Problem details - In the data below, locate each line with the word "耗材更少" and list it.

## Start Data lines

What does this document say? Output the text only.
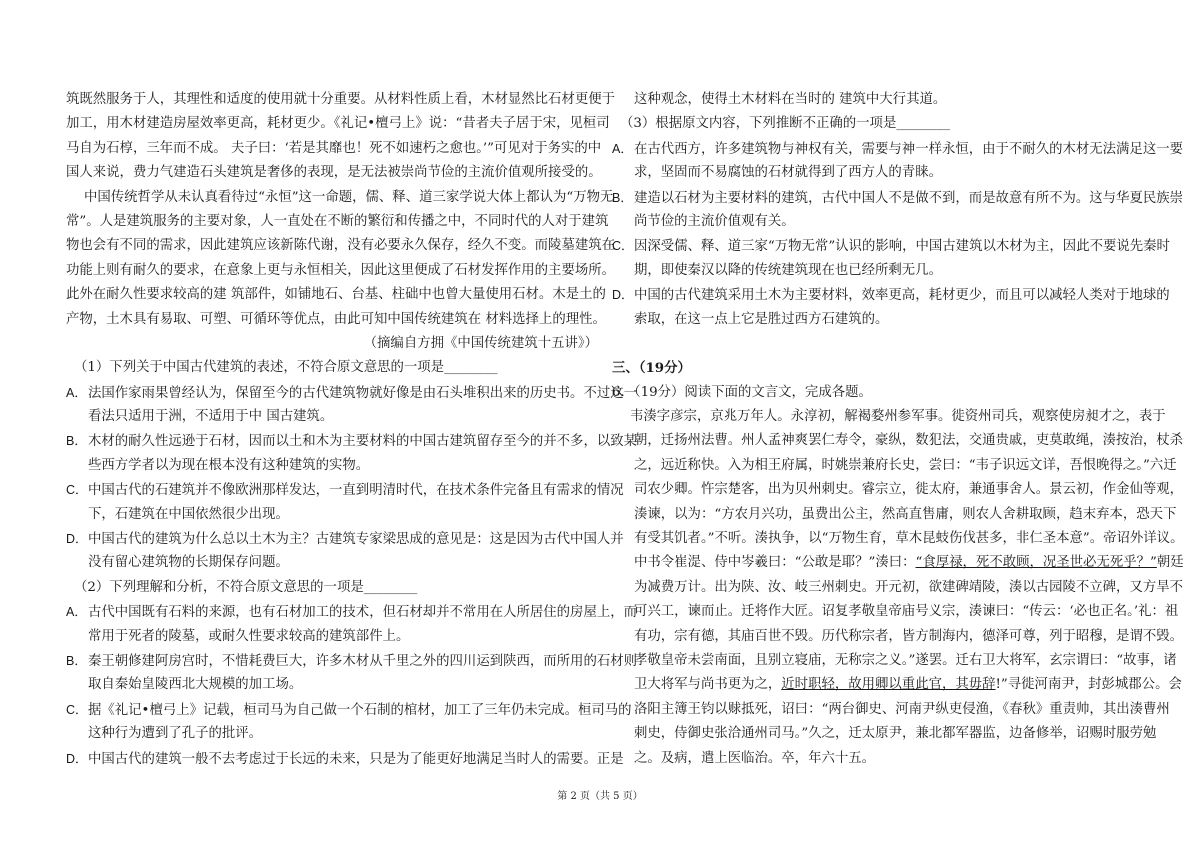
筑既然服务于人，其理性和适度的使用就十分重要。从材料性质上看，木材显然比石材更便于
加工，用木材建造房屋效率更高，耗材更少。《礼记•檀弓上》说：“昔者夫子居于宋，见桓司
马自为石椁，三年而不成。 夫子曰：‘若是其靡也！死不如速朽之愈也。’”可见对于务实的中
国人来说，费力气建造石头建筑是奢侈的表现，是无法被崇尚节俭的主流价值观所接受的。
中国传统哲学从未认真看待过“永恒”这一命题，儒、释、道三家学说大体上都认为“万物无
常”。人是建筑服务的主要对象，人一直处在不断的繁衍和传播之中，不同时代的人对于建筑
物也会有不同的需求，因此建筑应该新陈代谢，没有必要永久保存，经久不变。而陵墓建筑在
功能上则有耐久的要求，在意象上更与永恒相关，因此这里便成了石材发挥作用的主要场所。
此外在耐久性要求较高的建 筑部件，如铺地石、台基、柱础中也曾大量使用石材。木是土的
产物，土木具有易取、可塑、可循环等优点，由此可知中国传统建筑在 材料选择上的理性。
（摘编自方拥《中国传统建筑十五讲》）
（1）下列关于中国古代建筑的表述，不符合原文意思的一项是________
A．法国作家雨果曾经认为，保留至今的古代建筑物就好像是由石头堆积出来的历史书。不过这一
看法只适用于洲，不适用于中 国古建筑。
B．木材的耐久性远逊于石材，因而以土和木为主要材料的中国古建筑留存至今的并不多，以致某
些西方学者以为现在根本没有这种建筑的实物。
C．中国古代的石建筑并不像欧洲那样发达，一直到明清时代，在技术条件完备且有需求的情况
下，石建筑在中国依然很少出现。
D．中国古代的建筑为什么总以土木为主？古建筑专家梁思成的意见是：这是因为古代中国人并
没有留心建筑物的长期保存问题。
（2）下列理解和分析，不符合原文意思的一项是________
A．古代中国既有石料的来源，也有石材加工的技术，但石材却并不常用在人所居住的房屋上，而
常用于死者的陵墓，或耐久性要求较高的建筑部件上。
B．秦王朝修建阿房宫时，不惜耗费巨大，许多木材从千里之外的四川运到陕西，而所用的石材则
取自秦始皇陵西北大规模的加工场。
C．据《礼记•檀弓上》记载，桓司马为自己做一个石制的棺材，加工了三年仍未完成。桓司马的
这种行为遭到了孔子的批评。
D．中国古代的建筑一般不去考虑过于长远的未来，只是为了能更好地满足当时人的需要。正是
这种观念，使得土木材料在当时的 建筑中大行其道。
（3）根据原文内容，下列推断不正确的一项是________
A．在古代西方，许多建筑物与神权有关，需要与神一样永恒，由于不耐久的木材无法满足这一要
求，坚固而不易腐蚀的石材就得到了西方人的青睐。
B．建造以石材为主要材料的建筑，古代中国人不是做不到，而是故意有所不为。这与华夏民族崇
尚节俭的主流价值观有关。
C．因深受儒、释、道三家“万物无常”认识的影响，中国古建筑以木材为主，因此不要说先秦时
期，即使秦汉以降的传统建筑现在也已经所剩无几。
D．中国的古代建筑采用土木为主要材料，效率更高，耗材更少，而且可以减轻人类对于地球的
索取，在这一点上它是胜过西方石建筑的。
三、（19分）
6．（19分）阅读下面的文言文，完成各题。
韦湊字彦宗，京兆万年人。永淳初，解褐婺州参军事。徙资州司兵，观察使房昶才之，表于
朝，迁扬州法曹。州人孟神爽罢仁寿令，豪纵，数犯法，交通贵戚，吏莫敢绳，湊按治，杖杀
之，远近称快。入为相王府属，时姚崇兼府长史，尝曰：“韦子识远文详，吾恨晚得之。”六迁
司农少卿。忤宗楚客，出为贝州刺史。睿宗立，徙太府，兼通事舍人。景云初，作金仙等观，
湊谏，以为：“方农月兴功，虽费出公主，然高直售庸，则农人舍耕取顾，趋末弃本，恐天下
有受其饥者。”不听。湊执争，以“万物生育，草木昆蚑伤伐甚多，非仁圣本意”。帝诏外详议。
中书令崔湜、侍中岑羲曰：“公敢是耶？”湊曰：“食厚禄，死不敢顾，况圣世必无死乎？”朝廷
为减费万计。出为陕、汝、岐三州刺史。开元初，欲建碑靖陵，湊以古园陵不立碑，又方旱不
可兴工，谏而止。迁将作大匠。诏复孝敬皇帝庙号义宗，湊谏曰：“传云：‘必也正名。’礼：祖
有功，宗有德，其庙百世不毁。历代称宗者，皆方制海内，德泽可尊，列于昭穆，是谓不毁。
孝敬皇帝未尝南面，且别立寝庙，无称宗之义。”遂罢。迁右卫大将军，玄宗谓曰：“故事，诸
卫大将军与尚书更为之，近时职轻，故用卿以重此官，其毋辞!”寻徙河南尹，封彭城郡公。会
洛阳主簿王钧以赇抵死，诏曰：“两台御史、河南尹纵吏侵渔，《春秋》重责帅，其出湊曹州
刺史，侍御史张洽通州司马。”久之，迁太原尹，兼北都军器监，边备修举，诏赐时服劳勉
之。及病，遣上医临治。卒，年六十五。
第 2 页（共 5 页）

## End Data lines

Output below -
加工，用木材建造房屋效率更高，耗材更少。《礼记•檀弓上》说：“昔者夫子居于宋，见桓司
D．中国的古代建筑采用土木为主要材料，效率更高，耗材更少，而且可以减轻人类对于地球的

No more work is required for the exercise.